• _Problem statement_
The records below are to be repeated in full, exactly as they are.

• _Excerpted records_
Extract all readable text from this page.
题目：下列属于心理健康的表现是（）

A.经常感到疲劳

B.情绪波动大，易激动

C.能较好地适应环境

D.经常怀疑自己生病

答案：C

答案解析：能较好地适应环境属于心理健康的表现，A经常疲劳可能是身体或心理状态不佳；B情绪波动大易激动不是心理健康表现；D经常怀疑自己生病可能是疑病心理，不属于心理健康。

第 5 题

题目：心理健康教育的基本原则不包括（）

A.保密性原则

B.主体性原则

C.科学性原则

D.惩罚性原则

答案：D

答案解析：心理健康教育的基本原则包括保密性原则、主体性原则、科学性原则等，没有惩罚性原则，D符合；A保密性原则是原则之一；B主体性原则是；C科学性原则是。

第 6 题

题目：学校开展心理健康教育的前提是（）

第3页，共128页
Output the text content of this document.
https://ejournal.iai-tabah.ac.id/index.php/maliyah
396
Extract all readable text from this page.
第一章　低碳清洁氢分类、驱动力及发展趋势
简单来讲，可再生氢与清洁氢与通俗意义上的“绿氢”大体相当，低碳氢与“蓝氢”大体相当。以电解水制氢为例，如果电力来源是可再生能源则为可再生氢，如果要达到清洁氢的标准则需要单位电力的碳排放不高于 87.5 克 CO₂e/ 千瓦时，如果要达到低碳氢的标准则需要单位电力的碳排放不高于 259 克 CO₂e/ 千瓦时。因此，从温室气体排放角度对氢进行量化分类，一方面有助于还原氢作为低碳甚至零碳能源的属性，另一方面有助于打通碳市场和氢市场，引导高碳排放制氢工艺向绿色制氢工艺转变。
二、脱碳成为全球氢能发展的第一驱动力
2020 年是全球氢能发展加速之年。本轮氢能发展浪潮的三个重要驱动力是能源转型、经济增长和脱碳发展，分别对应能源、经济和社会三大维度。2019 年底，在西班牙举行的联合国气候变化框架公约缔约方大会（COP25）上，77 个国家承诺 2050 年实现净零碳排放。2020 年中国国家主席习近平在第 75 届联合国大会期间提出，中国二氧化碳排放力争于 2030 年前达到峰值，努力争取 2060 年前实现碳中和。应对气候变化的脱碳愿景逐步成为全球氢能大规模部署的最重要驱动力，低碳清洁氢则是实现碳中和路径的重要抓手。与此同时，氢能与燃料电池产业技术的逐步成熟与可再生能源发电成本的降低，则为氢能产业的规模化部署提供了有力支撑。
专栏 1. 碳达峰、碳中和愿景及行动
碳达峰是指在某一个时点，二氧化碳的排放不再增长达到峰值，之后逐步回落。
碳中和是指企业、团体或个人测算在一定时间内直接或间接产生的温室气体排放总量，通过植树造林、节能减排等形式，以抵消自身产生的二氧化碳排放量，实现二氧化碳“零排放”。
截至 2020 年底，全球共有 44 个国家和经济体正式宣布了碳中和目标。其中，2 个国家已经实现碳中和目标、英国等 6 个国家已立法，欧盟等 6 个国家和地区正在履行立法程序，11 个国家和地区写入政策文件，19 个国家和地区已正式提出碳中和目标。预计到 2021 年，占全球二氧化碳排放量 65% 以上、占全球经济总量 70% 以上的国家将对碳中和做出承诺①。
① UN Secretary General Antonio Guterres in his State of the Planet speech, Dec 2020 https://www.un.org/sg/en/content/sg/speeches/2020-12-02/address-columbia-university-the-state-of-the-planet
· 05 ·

• _Response for this exercise_
Extract all readable text from this page.
题目：下列属于心理健康的表现是（）

A.经常感到疲劳

B.情绪波动大，易激动

C.能较好地适应环境

D.经常怀疑自己生病

答案：C

答案解析：能较好地适应环境属于心理健康的表现，A经常疲劳可能是身体或心理状态不佳；B情绪波动大易激动不是心理健康表现；D经常怀疑自己生病可能是疑病心理，不属于心理健康。

第 5 题

题目：心理健康教育的基本原则不包括（）

A.保密性原则

B.主体性原则

C.科学性原则

D.惩罚性原则

答案：D

答案解析：心理健康教育的基本原则包括保密性原则、主体性原则、科学性原则等，没有惩罚性原则，D符合；A保密性原则是原则之一；B主体性原则是；C科学性原则是。

第 6 题

题目：学校开展心理健康教育的前提是（）

第3页，共128页
Output the text content of this document.
https://ejournal.iai-tabah.ac.id/index.php/maliyah
396
Extract all readable text from this page.
第一章　低碳清洁氢分类、驱动力及发展趋势
简单来讲，可再生氢与清洁氢与通俗意义上的“绿氢”大体相当，低碳氢与“蓝氢”大体相当。以电解水制氢为例，如果电力来源是可再生能源则为可再生氢，如果要达到清洁氢的标准则需要单位电力的碳排放不高于 87.5 克 CO₂e/ 千瓦时，如果要达到低碳氢的标准则需要单位电力的碳排放不高于 259 克 CO₂e/ 千瓦时。因此，从温室气体排放角度对氢进行量化分类，一方面有助于还原氢作为低碳甚至零碳能源的属性，另一方面有助于打通碳市场和氢市场，引导高碳排放制氢工艺向绿色制氢工艺转变。
二、脱碳成为全球氢能发展的第一驱动力
2020 年是全球氢能发展加速之年。本轮氢能发展浪潮的三个重要驱动力是能源转型、经济增长和脱碳发展，分别对应能源、经济和社会三大维度。2019 年底，在西班牙举行的联合国气候变化框架公约缔约方大会（COP25）上，77 个国家承诺 2050 年实现净零碳排放。2020 年中国国家主席习近平在第 75 届联合国大会期间提出，中国二氧化碳排放力争于 2030 年前达到峰值，努力争取 2060 年前实现碳中和。应对气候变化的脱碳愿景逐步成为全球氢能大规模部署的最重要驱动力，低碳清洁氢则是实现碳中和路径的重要抓手。与此同时，氢能与燃料电池产业技术的逐步成熟与可再生能源发电成本的降低，则为氢能产业的规模化部署提供了有力支撑。
专栏 1. 碳达峰、碳中和愿景及行动
碳达峰是指在某一个时点，二氧化碳的排放不再增长达到峰值，之后逐步回落。
碳中和是指企业、团体或个人测算在一定时间内直接或间接产生的温室气体排放总量，通过植树造林、节能减排等形式，以抵消自身产生的二氧化碳排放量，实现二氧化碳“零排放”。
截至 2020 年底，全球共有 44 个国家和经济体正式宣布了碳中和目标。其中，2 个国家已经实现碳中和目标、英国等 6 个国家已立法，欧盟等 6 个国家和地区正在履行立法程序，11 个国家和地区写入政策文件，19 个国家和地区已正式提出碳中和目标。预计到 2021 年，占全球二氧化碳排放量 65% 以上、占全球经济总量 70% 以上的国家将对碳中和做出承诺①。
① UN Secretary General Antonio Guterres in his State of the Planet speech, Dec 2020 https://www.un.org/sg/en/content/sg/speeches/2020-12-02/address-columbia-university-the-state-of-the-planet
· 05 ·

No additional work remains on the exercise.